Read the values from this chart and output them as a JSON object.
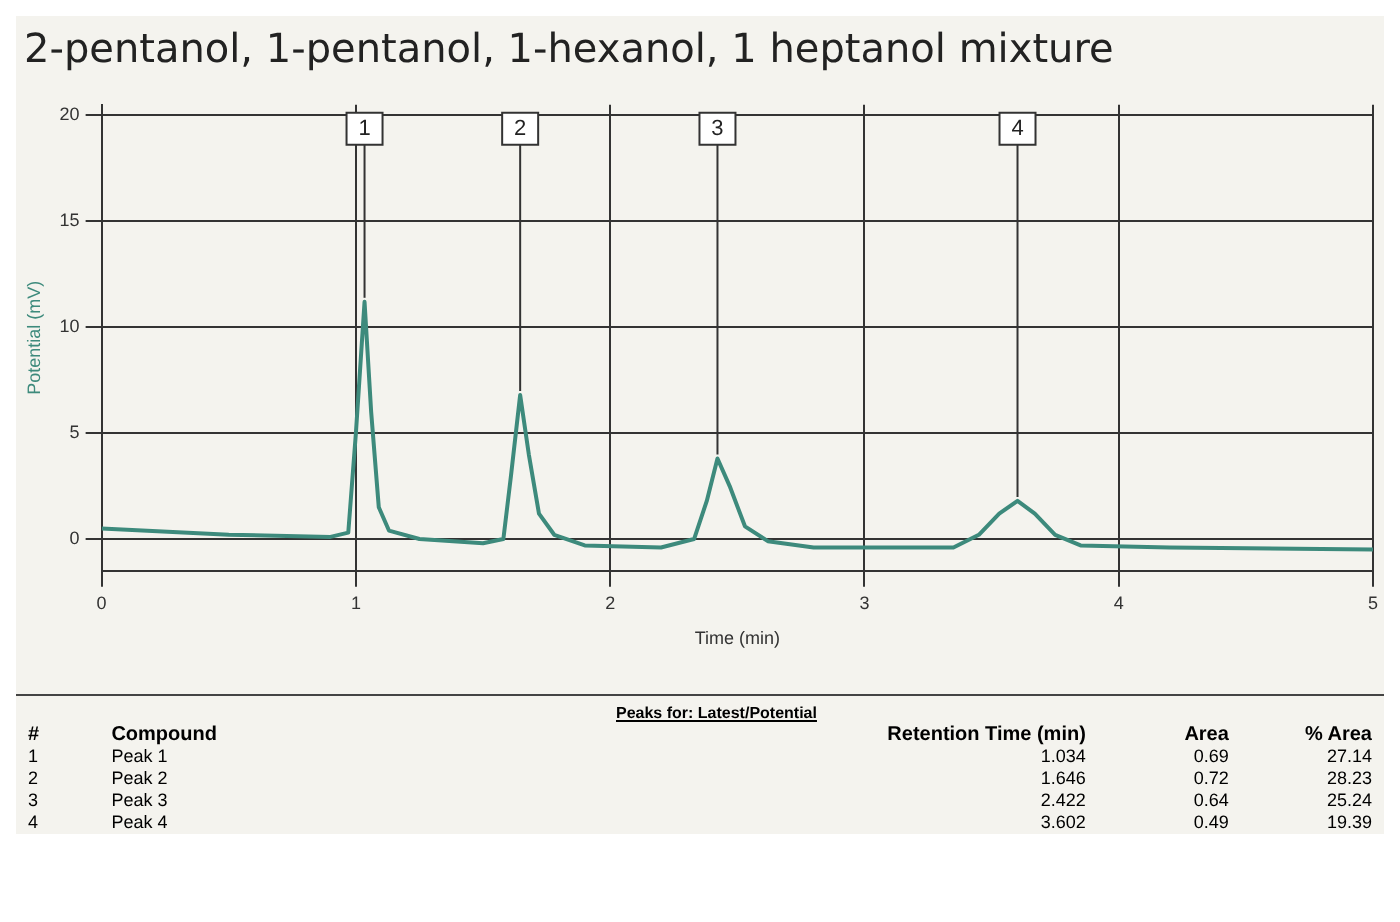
{
  "chart_data": {
    "type": "line",
    "title": "2-pentanol, 1-pentanol, 1-hexanol, 1 heptanol mixture",
    "xlabel": "Time (min)",
    "ylabel": "Potential (mV)",
    "series": [
      {
        "color": "#3d8a7c",
        "x": [
          0,
          0.5,
          0.9,
          0.97,
          1.0,
          1.034,
          1.06,
          1.09,
          1.13,
          1.25,
          1.5,
          1.58,
          1.61,
          1.646,
          1.68,
          1.72,
          1.78,
          1.9,
          2.2,
          2.33,
          2.38,
          2.422,
          2.47,
          2.53,
          2.62,
          2.8,
          3.35,
          3.45,
          3.53,
          3.602,
          3.67,
          3.75,
          3.85,
          4.2,
          5
        ],
        "values": [
          0.5,
          0.2,
          0.1,
          0.3,
          5,
          11.2,
          6,
          1.5,
          0.4,
          0,
          -0.2,
          0,
          3,
          6.8,
          4,
          1.2,
          0.2,
          -0.3,
          -0.4,
          0,
          1.8,
          3.8,
          2.5,
          0.6,
          -0.1,
          -0.4,
          -0.4,
          0.2,
          1.2,
          1.8,
          1.2,
          0.2,
          -0.3,
          -0.4,
          -0.5
        ]
      }
    ],
    "xlim": [
      0,
      5
    ],
    "xticks": [
      0,
      1,
      2,
      3,
      4,
      5
    ],
    "ylim": [
      -1.5,
      20.5
    ],
    "yticks": [
      0,
      5,
      10,
      15,
      20
    ],
    "grid": true,
    "legend": false,
    "marker": "none",
    "line_style": "solid",
    "annotations": [
      {
        "text": "1",
        "x": 1.034,
        "y": 11.2
      },
      {
        "text": "2",
        "x": 1.646,
        "y": 6.8
      },
      {
        "text": "3",
        "x": 2.422,
        "y": 3.8
      },
      {
        "text": "4",
        "x": 3.602,
        "y": 1.8
      },
      "Peaks for: Latest/Potential",
      "#",
      "Compound",
      "Retention Time (min)",
      "Area",
      "% Area",
      "1",
      "Peak 1",
      "1.034",
      "0.69",
      "27.14",
      "2",
      "Peak 2",
      "1.646",
      "0.72",
      "28.23",
      "3",
      "Peak 3",
      "2.422",
      "0.64",
      "25.24",
      "4",
      "Peak 4",
      "3.602",
      "0.49",
      "19.39"
    ]
  }
}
-.-.-
STATED GOAL:
Copy out the records above in full, exactly as written, but not the pictures.

TASK ANSWER:
Read the values from this chart and output them as a JSON object.
{
  "chart_data": {
    "type": "line",
    "title": "2-pentanol, 1-pentanol, 1-hexanol, 1 heptanol mixture",
    "xlabel": "Time (min)",
    "ylabel": "Potential (mV)",
    "series": [
      {
        "color": "#3d8a7c",
        "x": [
          0,
          0.5,
          0.9,
          0.97,
          1.0,
          1.034,
          1.06,
          1.09,
          1.13,
          1.25,
          1.5,
          1.58,
          1.61,
          1.646,
          1.68,
          1.72,
          1.78,
          1.9,
          2.2,
          2.33,
          2.38,
          2.422,
          2.47,
          2.53,
          2.62,
          2.8,
          3.35,
          3.45,
          3.53,
          3.602,
          3.67,
          3.75,
          3.85,
          4.2,
          5
        ],
        "values": [
          0.5,
          0.2,
          0.1,
          0.3,
          5,
          11.2,
          6,
          1.5,
          0.4,
          0,
          -0.2,
          0,
          3,
          6.8,
          4,
          1.2,
          0.2,
          -0.3,
          -0.4,
          0,
          1.8,
          3.8,
          2.5,
          0.6,
          -0.1,
          -0.4,
          -0.4,
          0.2,
          1.2,
          1.8,
          1.2,
          0.2,
          -0.3,
          -0.4,
          -0.5
        ]
      }
    ],
    "xlim": [
      0,
      5
    ],
    "xticks": [
      0,
      1,
      2,
      3,
      4,
      5
    ],
    "ylim": [
      -1.5,
      20.5
    ],
    "yticks": [
      0,
      5,
      10,
      15,
      20
    ],
    "grid": true,
    "legend": false,
    "marker": "none",
    "line_style": "solid",
    "annotations": [
      {
        "text": "1",
        "x": 1.034,
        "y": 11.2
      },
      {
        "text": "2",
        "x": 1.646,
        "y": 6.8
      },
      {
        "text": "3",
        "x": 2.422,
        "y": 3.8
      },
      {
        "text": "4",
        "x": 3.602,
        "y": 1.8
      },
      "Peaks for: Latest/Potential",
      "#",
      "Compound",
      "Retention Time (min)",
      "Area",
      "% Area",
      "1",
      "Peak 1",
      "1.034",
      "0.69",
      "27.14",
      "2",
      "Peak 2",
      "1.646",
      "0.72",
      "28.23",
      "3",
      "Peak 3",
      "2.422",
      "0.64",
      "25.24",
      "4",
      "Peak 4",
      "3.602",
      "0.49",
      "19.39"
    ]
  }
}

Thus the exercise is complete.